--- BEGIN MATERIAL PROVIDED ---

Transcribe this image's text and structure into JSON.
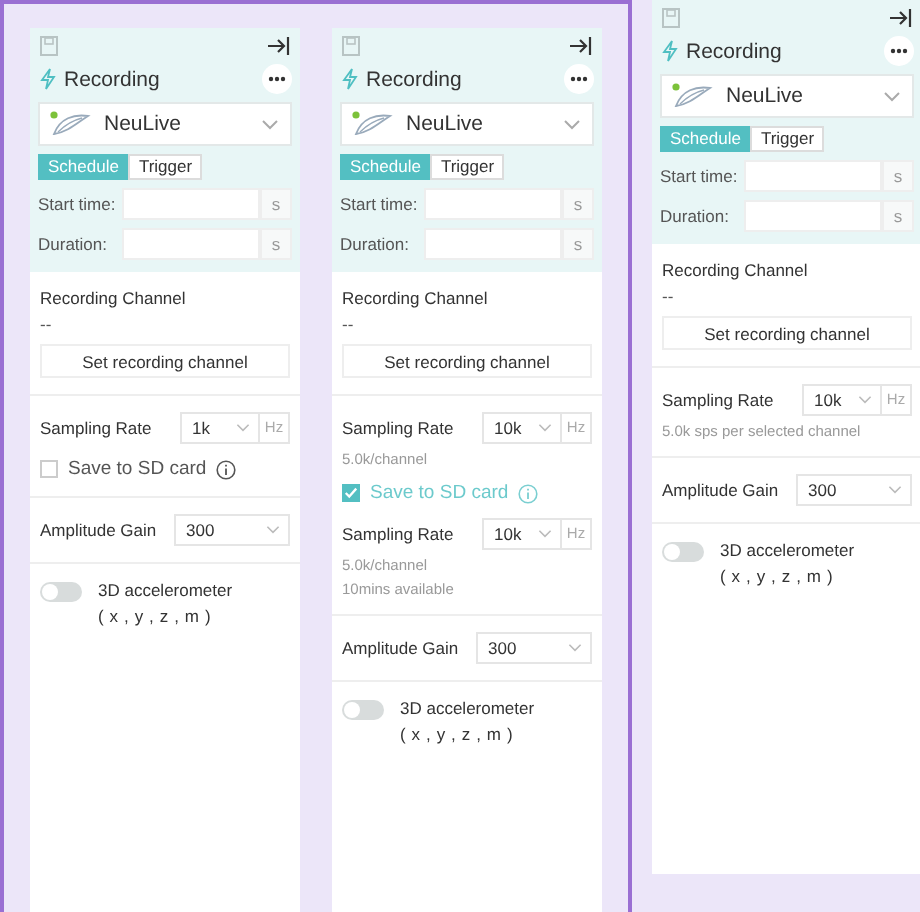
{
  "groups": [
    {
      "framed": true,
      "panels": [
        {
          "title": "Recording",
          "device": "NeuLive",
          "tabs": [
            {
              "label": "Schedule",
              "selected": true
            },
            {
              "label": "Trigger",
              "selected": false
            }
          ],
          "fields": [
            {
              "label": "Start time:",
              "unit": "s"
            },
            {
              "label": "Duration:",
              "unit": "s"
            }
          ],
          "channel_label": "Recording Channel",
          "channel_value": "--",
          "channel_button": "Set recording channel",
          "sections": [
            [
              {
                "kind": "rate",
                "label": "Sampling Rate",
                "value": "1k",
                "unit": "Hz"
              },
              {
                "kind": "checkbox",
                "label": "Save to SD card",
                "checked": false
              }
            ],
            [
              {
                "kind": "select",
                "label": "Amplitude Gain",
                "value": "300"
              }
            ],
            [
              {
                "kind": "toggle",
                "label": "3D accelerometer",
                "sub": "( x , y , z , m )",
                "on": false
              }
            ]
          ]
        },
        {
          "title": "Recording",
          "device": "NeuLive",
          "tabs": [
            {
              "label": "Schedule",
              "selected": true
            },
            {
              "label": "Trigger",
              "selected": false
            }
          ],
          "fields": [
            {
              "label": "Start time:",
              "unit": "s"
            },
            {
              "label": "Duration:",
              "unit": "s"
            }
          ],
          "channel_label": "Recording Channel",
          "channel_value": "--",
          "channel_button": "Set recording channel",
          "sections": [
            [
              {
                "kind": "rate",
                "label": "Sampling Rate",
                "value": "10k",
                "unit": "Hz"
              },
              {
                "kind": "note",
                "text": "5.0k/channel"
              },
              {
                "kind": "checkbox",
                "label": "Save to SD card",
                "checked": true
              },
              {
                "kind": "rate",
                "label": "Sampling Rate",
                "value": "10k",
                "unit": "Hz"
              },
              {
                "kind": "note",
                "text": "5.0k/channel"
              },
              {
                "kind": "note",
                "text": "10mins available"
              }
            ],
            [
              {
                "kind": "select",
                "label": "Amplitude Gain",
                "value": "300"
              }
            ],
            [
              {
                "kind": "toggle",
                "label": "3D accelerometer",
                "sub": "( x , y , z , m )",
                "on": false
              }
            ]
          ]
        }
      ]
    },
    {
      "framed": false,
      "panels": [
        {
          "title": "Recording",
          "device": "NeuLive",
          "tabs": [
            {
              "label": "Schedule",
              "selected": true
            },
            {
              "label": "Trigger",
              "selected": false
            }
          ],
          "fields": [
            {
              "label": "Start time:",
              "unit": "s"
            },
            {
              "label": "Duration:",
              "unit": "s"
            }
          ],
          "channel_label": "Recording Channel",
          "channel_value": "--",
          "channel_button": "Set recording channel",
          "sections": [
            [
              {
                "kind": "rate",
                "label": "Sampling Rate",
                "value": "10k",
                "unit": "Hz"
              },
              {
                "kind": "note",
                "text": "5.0k sps per selected channel"
              }
            ],
            [
              {
                "kind": "select",
                "label": "Amplitude Gain",
                "value": "300"
              }
            ],
            [
              {
                "kind": "toggle",
                "label": "3D accelerometer",
                "sub": "( x , y , z , m )",
                "on": false
              }
            ]
          ]
        }
      ]
    }
  ]
}
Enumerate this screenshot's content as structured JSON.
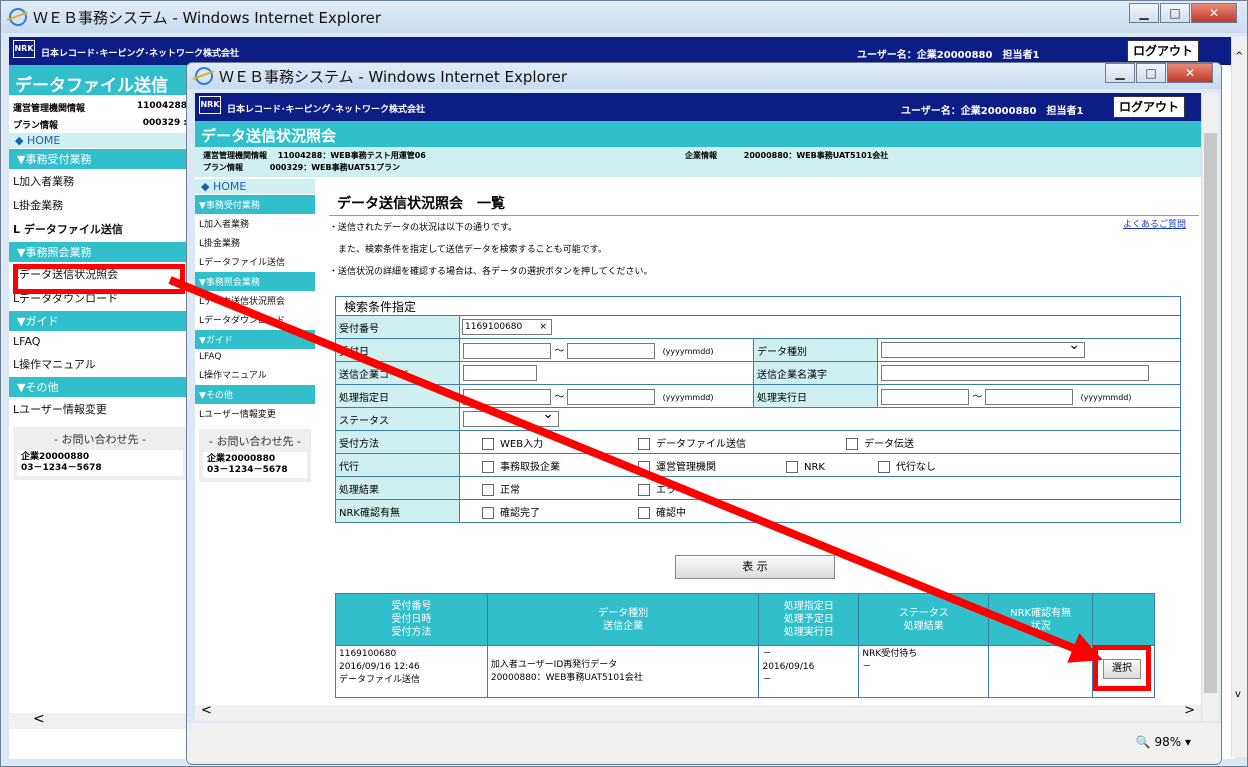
{
  "back_window": {
    "title": "ＷＥＢ事務システム - Windows Internet Explorer",
    "corp": "日本レコード･キーピング･ネットワーク株式会社",
    "user": "ユーザー名：企業20000880　担当者1",
    "logout": "ログアウト",
    "page_title": "データファイル送信",
    "info": [
      {
        "label": "運営管理機関情報",
        "value": "11004288"
      },
      {
        "label": "プラン情報",
        "value": "000329 :"
      }
    ],
    "home": "HOME",
    "nav": [
      {
        "type": "sec",
        "label": "▼事務受付業務"
      },
      {
        "type": "item",
        "label": "L加入者業務"
      },
      {
        "type": "item",
        "label": "L掛金業務"
      },
      {
        "type": "item",
        "label": "L データファイル送信"
      },
      {
        "type": "sec",
        "label": "▼事務照会業務"
      },
      {
        "type": "item",
        "label": "Lデータ送信状況照会"
      },
      {
        "type": "item",
        "label": "Lデータダウンロード"
      },
      {
        "type": "sec",
        "label": "▼ガイド"
      },
      {
        "type": "item",
        "label": "LFAQ"
      },
      {
        "type": "item",
        "label": "L操作マニュアル"
      },
      {
        "type": "sec",
        "label": "▼その他"
      },
      {
        "type": "item",
        "label": "Lユーザー情報変更"
      }
    ],
    "contact_title": "- お問い合わせ先 -",
    "contact_name": "企業20000880",
    "contact_tel": "03－1234－5678"
  },
  "front_window": {
    "title": "ＷＥＢ事務システム - Windows Internet Explorer",
    "corp": "日本レコード･キーピング･ネットワーク株式会社",
    "user": "ユーザー名：企業20000880　担当者1",
    "logout": "ログアウト",
    "page_title": "データ送信状況照会",
    "info": {
      "admin_label": "運営管理機関情報",
      "admin_value": "11004288：WEB事務テスト用運管06",
      "plan_label": "プラン情報",
      "plan_value": "000329：WEB事務UAT51プラン",
      "company_label": "企業情報",
      "company_value": "20000880：WEB事務UAT5101会社"
    },
    "nav": {
      "home": "HOME",
      "items": [
        {
          "type": "sec",
          "label": "▼事務受付業務"
        },
        {
          "type": "item",
          "label": "L加入者業務"
        },
        {
          "type": "item",
          "label": "L掛金業務"
        },
        {
          "type": "item",
          "label": "Lデータファイル送信"
        },
        {
          "type": "sec",
          "label": "▼事務照会業務"
        },
        {
          "type": "item",
          "label": "Lデータ送信状況照会"
        },
        {
          "type": "item",
          "label": "Lデータダウンロード"
        },
        {
          "type": "sec",
          "label": "▼ガイド"
        },
        {
          "type": "item",
          "label": "LFAQ"
        },
        {
          "type": "item",
          "label": "L操作マニュアル"
        },
        {
          "type": "sec",
          "label": "▼その他"
        },
        {
          "type": "item",
          "label": "Lユーザー情報変更"
        }
      ],
      "contact_title": "- お問い合わせ先 -",
      "contact_name": "企業20000880",
      "contact_tel": "03－1234－5678"
    },
    "main": {
      "heading": "データ送信状況照会　一覧",
      "faq_link": "よくあるご質問",
      "notes": [
        "・送信されたデータの状況は以下の通りです。",
        "　また、検索条件を指定して送信データを検索することも可能です。",
        "・送信状況の詳細を確認する場合は、各データの選択ボタンを押してください。"
      ],
      "search": {
        "title": "検索条件指定",
        "receipt_no_label": "受付番号",
        "receipt_no_value": "1169100680",
        "receipt_date_label": "受付日",
        "tilde": "～",
        "date_format": "(yyyymmdd)",
        "data_type_label": "データ種別",
        "sender_code_label": "送信企業コード",
        "sender_name_label": "送信企業名漢字",
        "proc_date_label": "処理指定日",
        "exec_date_label": "処理実行日",
        "status_label": "ステータス",
        "method_label": "受付方法",
        "method_options": [
          "WEB入力",
          "データファイル送信",
          "データ伝送"
        ],
        "agent_label": "代行",
        "agent_options": [
          "事務取扱企業",
          "運営管理機関",
          "NRK",
          "代行なし"
        ],
        "result_label": "処理結果",
        "result_options": [
          "正常",
          "エラー"
        ],
        "nrk_label": "NRK確認有無",
        "nrk_options": [
          "確認完了",
          "確認中"
        ],
        "show_button": "表 示"
      },
      "results": {
        "headers": [
          [
            "受付番号",
            "受付日時",
            "受付方法"
          ],
          [
            "データ種別",
            "送信企業"
          ],
          [
            "処理指定日",
            "処理予定日",
            "処理実行日"
          ],
          [
            "ステータス",
            "処理結果"
          ],
          [
            "NRK確認有無",
            "状況"
          ],
          [
            ""
          ]
        ],
        "rows": [
          {
            "receipt_no": "1169100680",
            "receipt_datetime": "2016/09/16 12:46",
            "method": "データファイル送信",
            "data_type": "加入者ユーザーID再発行データ",
            "sender": "20000880：WEB事務UAT5101会社",
            "proc_date": "－",
            "plan_date": "2016/09/16",
            "exec_date": "－",
            "status": "NRK受付待ち",
            "result": "－",
            "nrk": "",
            "select_button": "選択"
          }
        ]
      }
    },
    "zoom": "98%"
  },
  "colors": {
    "header": "#0c1e86",
    "accent": "#31bfcb",
    "highlight": "#ff0000"
  }
}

--- END MATERIAL PROVIDED ---

* YOUR INSTRUCTIONS *
Copy each line of the listing that includes "this".

* ANSWER *
Transcribe this image's text and structure into JSON.
Enumerate this screenshot's content as structured JSON.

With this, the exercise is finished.